• Stored data:
◆ ◆ ◆ ◆ ◆ ◆ ◆

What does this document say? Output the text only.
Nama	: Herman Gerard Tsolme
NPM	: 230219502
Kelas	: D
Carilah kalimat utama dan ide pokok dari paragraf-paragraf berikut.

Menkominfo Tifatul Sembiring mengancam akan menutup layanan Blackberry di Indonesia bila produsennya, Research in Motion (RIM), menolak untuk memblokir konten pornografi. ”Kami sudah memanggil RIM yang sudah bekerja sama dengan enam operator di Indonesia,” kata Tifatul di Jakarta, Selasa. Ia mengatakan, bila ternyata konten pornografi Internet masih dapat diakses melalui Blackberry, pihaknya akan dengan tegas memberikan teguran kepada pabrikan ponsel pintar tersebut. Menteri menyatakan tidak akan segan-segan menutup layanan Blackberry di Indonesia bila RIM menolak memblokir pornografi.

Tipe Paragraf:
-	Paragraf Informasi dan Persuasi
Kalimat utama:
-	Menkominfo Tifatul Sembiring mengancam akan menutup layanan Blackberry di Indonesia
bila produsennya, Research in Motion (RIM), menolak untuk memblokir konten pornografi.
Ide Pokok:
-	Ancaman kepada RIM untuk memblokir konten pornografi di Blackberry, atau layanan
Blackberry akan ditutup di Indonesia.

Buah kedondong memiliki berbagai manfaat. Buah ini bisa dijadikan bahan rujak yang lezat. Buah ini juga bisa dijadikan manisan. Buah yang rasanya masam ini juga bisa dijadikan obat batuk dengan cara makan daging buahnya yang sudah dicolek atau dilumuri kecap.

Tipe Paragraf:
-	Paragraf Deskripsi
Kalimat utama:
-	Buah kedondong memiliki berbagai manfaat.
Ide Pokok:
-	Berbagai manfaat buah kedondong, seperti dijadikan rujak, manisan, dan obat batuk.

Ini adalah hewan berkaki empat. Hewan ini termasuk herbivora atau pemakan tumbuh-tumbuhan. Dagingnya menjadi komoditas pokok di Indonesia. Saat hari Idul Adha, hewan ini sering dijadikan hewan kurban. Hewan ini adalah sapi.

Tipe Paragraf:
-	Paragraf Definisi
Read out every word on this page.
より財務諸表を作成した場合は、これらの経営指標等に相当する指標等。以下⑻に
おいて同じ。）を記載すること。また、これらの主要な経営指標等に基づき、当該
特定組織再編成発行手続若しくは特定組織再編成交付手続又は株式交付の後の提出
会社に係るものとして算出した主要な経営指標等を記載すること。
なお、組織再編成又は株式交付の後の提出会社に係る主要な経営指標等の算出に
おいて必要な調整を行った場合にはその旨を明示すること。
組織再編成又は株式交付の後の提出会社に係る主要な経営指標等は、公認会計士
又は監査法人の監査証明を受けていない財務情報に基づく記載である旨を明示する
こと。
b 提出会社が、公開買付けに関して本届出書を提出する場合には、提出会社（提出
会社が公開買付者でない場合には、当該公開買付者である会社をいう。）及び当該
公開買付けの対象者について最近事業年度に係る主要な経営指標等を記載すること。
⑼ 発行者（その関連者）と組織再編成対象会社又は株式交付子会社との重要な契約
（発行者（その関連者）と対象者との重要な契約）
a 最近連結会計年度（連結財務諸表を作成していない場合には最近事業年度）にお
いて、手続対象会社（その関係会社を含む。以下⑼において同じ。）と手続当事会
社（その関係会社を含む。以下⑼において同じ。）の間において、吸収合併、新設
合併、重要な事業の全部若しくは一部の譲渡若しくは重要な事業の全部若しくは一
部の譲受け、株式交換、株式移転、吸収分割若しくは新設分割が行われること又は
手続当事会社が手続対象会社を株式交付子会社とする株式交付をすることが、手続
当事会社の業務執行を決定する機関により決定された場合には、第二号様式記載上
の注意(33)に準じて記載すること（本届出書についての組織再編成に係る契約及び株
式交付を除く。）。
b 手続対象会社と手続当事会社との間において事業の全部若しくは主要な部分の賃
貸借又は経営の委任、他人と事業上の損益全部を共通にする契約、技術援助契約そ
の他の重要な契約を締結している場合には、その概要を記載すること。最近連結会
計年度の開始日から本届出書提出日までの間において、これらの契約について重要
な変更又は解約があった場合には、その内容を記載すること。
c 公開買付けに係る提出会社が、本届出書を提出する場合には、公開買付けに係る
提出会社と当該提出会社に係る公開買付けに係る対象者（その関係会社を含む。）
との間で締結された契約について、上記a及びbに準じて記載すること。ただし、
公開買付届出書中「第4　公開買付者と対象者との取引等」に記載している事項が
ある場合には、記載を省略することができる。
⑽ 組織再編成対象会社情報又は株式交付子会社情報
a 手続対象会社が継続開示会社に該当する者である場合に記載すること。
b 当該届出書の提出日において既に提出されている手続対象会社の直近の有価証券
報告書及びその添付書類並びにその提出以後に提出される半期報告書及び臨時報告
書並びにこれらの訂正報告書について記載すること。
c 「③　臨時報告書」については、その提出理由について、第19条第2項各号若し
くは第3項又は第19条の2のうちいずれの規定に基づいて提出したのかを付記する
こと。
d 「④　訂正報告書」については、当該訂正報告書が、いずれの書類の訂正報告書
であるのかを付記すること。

◆ ◆ ◆ ◆ ◆ ◆ ◆

• PROBLEM DESCRIPTION:
Would you give again, word for word, every line from the one with "Read out every word on this page." through the final line of the listing above?

• RIGHT ANSWER:
Read out every word on this page.
より財務諸表を作成した場合は、これらの経営指標等に相当する指標等。以下⑻に
おいて同じ。）を記載すること。また、これらの主要な経営指標等に基づき、当該
特定組織再編成発行手続若しくは特定組織再編成交付手続又は株式交付の後の提出
会社に係るものとして算出した主要な経営指標等を記載すること。
なお、組織再編成又は株式交付の後の提出会社に係る主要な経営指標等の算出に
おいて必要な調整を行った場合にはその旨を明示すること。
組織再編成又は株式交付の後の提出会社に係る主要な経営指標等は、公認会計士
又は監査法人の監査証明を受けていない財務情報に基づく記載である旨を明示する
こと。
b 提出会社が、公開買付けに関して本届出書を提出する場合には、提出会社（提出
会社が公開買付者でない場合には、当該公開買付者である会社をいう。）及び当該
公開買付けの対象者について最近事業年度に係る主要な経営指標等を記載すること。
⑼ 発行者（その関連者）と組織再編成対象会社又は株式交付子会社との重要な契約
（発行者（その関連者）と対象者との重要な契約）
a 最近連結会計年度（連結財務諸表を作成していない場合には最近事業年度）にお
いて、手続対象会社（その関係会社を含む。以下⑼において同じ。）と手続当事会
社（その関係会社を含む。以下⑼において同じ。）の間において、吸収合併、新設
合併、重要な事業の全部若しくは一部の譲渡若しくは重要な事業の全部若しくは一
部の譲受け、株式交換、株式移転、吸収分割若しくは新設分割が行われること又は
手続当事会社が手続対象会社を株式交付子会社とする株式交付をすることが、手続
当事会社の業務執行を決定する機関により決定された場合には、第二号様式記載上
の注意(33)に準じて記載すること（本届出書についての組織再編成に係る契約及び株
式交付を除く。）。
b 手続対象会社と手続当事会社との間において事業の全部若しくは主要な部分の賃
貸借又は経営の委任、他人と事業上の損益全部を共通にする契約、技術援助契約そ
の他の重要な契約を締結している場合には、その概要を記載すること。最近連結会
計年度の開始日から本届出書提出日までの間において、これらの契約について重要
な変更又は解約があった場合には、その内容を記載すること。
c 公開買付けに係る提出会社が、本届出書を提出する場合には、公開買付けに係る
提出会社と当該提出会社に係る公開買付けに係る対象者（その関係会社を含む。）
との間で締結された契約について、上記a及びbに準じて記載すること。ただし、
公開買付届出書中「第4　公開買付者と対象者との取引等」に記載している事項が
ある場合には、記載を省略することができる。
⑽ 組織再編成対象会社情報又は株式交付子会社情報
a 手続対象会社が継続開示会社に該当する者である場合に記載すること。
b 当該届出書の提出日において既に提出されている手続対象会社の直近の有価証券
報告書及びその添付書類並びにその提出以後に提出される半期報告書及び臨時報告
書並びにこれらの訂正報告書について記載すること。
c 「③　臨時報告書」については、その提出理由について、第19条第2項各号若し
くは第3項又は第19条の2のうちいずれの規定に基づいて提出したのかを付記する
こと。
d 「④　訂正報告書」については、当該訂正報告書が、いずれの書類の訂正報告書
であるのかを付記すること。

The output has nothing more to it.